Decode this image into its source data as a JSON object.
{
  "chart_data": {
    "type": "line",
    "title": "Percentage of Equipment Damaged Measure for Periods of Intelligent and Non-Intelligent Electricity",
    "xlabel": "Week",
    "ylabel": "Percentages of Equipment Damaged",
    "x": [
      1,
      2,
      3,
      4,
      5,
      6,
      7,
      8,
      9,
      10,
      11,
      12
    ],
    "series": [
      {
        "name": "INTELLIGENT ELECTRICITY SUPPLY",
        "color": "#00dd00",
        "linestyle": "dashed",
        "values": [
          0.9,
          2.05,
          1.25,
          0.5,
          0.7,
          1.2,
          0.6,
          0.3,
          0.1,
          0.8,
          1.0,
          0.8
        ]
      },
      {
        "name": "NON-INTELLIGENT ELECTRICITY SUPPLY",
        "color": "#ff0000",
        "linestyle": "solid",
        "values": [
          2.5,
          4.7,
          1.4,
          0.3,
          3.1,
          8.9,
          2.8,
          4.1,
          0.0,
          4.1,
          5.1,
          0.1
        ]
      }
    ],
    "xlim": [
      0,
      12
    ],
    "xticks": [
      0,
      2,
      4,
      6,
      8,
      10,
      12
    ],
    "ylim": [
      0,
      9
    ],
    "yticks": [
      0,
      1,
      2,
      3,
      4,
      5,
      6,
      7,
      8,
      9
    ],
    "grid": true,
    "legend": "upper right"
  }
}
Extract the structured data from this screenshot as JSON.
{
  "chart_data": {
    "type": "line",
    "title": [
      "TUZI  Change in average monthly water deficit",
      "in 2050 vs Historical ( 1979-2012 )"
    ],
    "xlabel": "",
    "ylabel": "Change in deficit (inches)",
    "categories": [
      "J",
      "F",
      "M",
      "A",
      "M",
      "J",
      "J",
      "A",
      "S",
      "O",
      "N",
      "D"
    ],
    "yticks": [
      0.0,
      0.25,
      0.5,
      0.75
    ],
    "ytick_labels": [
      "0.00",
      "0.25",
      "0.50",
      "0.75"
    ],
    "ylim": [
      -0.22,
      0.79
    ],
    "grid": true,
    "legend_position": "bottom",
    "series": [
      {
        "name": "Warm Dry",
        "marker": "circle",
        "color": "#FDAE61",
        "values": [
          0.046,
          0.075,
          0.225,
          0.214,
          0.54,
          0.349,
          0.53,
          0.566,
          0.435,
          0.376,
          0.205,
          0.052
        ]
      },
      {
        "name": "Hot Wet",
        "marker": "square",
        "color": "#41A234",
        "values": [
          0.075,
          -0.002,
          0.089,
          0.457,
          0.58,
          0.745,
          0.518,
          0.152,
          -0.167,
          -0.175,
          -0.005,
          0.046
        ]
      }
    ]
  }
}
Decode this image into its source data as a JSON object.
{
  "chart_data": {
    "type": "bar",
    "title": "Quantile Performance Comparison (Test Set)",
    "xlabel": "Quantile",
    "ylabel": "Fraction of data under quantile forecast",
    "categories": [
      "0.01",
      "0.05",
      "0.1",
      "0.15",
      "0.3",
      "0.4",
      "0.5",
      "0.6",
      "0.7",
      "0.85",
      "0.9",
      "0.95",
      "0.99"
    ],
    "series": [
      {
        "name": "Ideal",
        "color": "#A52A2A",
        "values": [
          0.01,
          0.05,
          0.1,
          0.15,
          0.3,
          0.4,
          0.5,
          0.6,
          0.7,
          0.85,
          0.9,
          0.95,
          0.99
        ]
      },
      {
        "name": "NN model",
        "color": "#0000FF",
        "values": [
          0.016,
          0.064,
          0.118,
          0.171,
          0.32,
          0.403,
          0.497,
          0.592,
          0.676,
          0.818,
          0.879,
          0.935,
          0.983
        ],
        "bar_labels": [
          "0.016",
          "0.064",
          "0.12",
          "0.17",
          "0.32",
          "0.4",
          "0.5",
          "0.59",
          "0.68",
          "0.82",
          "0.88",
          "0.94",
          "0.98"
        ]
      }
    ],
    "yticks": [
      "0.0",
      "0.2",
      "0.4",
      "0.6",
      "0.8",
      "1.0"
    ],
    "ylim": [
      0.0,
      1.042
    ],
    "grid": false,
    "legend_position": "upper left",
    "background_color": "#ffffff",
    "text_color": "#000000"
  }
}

---

Goal: Return all of the above records exactly, leaving no line out.

Result of the task:
Decode this image into its source data as a JSON object.
{
  "chart_data": {
    "type": "line",
    "title": "Percentage of Equipment Damaged Measure for Periods of Intelligent and Non-Intelligent Electricity",
    "xlabel": "Week",
    "ylabel": "Percentages of Equipment Damaged",
    "x": [
      1,
      2,
      3,
      4,
      5,
      6,
      7,
      8,
      9,
      10,
      11,
      12
    ],
    "series": [
      {
        "name": "INTELLIGENT ELECTRICITY SUPPLY",
        "color": "#00dd00",
        "linestyle": "dashed",
        "values": [
          0.9,
          2.05,
          1.25,
          0.5,
          0.7,
          1.2,
          0.6,
          0.3,
          0.1,
          0.8,
          1.0,
          0.8
        ]
      },
      {
        "name": "NON-INTELLIGENT ELECTRICITY SUPPLY",
        "color": "#ff0000",
        "linestyle": "solid",
        "values": [
          2.5,
          4.7,
          1.4,
          0.3,
          3.1,
          8.9,
          2.8,
          4.1,
          0.0,
          4.1,
          5.1,
          0.1
        ]
      }
    ],
    "xlim": [
      0,
      12
    ],
    "xticks": [
      0,
      2,
      4,
      6,
      8,
      10,
      12
    ],
    "ylim": [
      0,
      9
    ],
    "yticks": [
      0,
      1,
      2,
      3,
      4,
      5,
      6,
      7,
      8,
      9
    ],
    "grid": true,
    "legend": "upper right"
  }
}
Extract the structured data from this screenshot as JSON.
{
  "chart_data": {
    "type": "line",
    "title": [
      "TUZI  Change in average monthly water deficit",
      "in 2050 vs Historical ( 1979-2012 )"
    ],
    "xlabel": "",
    "ylabel": "Change in deficit (inches)",
    "categories": [
      "J",
      "F",
      "M",
      "A",
      "M",
      "J",
      "J",
      "A",
      "S",
      "O",
      "N",
      "D"
    ],
    "yticks": [
      0.0,
      0.25,
      0.5,
      0.75
    ],
    "ytick_labels": [
      "0.00",
      "0.25",
      "0.50",
      "0.75"
    ],
    "ylim": [
      -0.22,
      0.79
    ],
    "grid": true,
    "legend_position": "bottom",
    "series": [
      {
        "name": "Warm Dry",
        "marker": "circle",
        "color": "#FDAE61",
        "values": [
          0.046,
          0.075,
          0.225,
          0.214,
          0.54,
          0.349,
          0.53,
          0.566,
          0.435,
          0.376,
          0.205,
          0.052
        ]
      },
      {
        "name": "Hot Wet",
        "marker": "square",
        "color": "#41A234",
        "values": [
          0.075,
          -0.002,
          0.089,
          0.457,
          0.58,
          0.745,
          0.518,
          0.152,
          -0.167,
          -0.175,
          -0.005,
          0.046
        ]
      }
    ]
  }
}
Decode this image into its source data as a JSON object.
{
  "chart_data": {
    "type": "bar",
    "title": "Quantile Performance Comparison (Test Set)",
    "xlabel": "Quantile",
    "ylabel": "Fraction of data under quantile forecast",
    "categories": [
      "0.01",
      "0.05",
      "0.1",
      "0.15",
      "0.3",
      "0.4",
      "0.5",
      "0.6",
      "0.7",
      "0.85",
      "0.9",
      "0.95",
      "0.99"
    ],
    "series": [
      {
        "name": "Ideal",
        "color": "#A52A2A",
        "values": [
          0.01,
          0.05,
          0.1,
          0.15,
          0.3,
          0.4,
          0.5,
          0.6,
          0.7,
          0.85,
          0.9,
          0.95,
          0.99
        ]
      },
      {
        "name": "NN model",
        "color": "#0000FF",
        "values": [
          0.016,
          0.064,
          0.118,
          0.171,
          0.32,
          0.403,
          0.497,
          0.592,
          0.676,
          0.818,
          0.879,
          0.935,
          0.983
        ],
        "bar_labels": [
          "0.016",
          "0.064",
          "0.12",
          "0.17",
          "0.32",
          "0.4",
          "0.5",
          "0.59",
          "0.68",
          "0.82",
          "0.88",
          "0.94",
          "0.98"
        ]
      }
    ],
    "yticks": [
      "0.0",
      "0.2",
      "0.4",
      "0.6",
      "0.8",
      "1.0"
    ],
    "ylim": [
      0.0,
      1.042
    ],
    "grid": false,
    "legend_position": "upper left",
    "background_color": "#ffffff",
    "text_color": "#000000"
  }
}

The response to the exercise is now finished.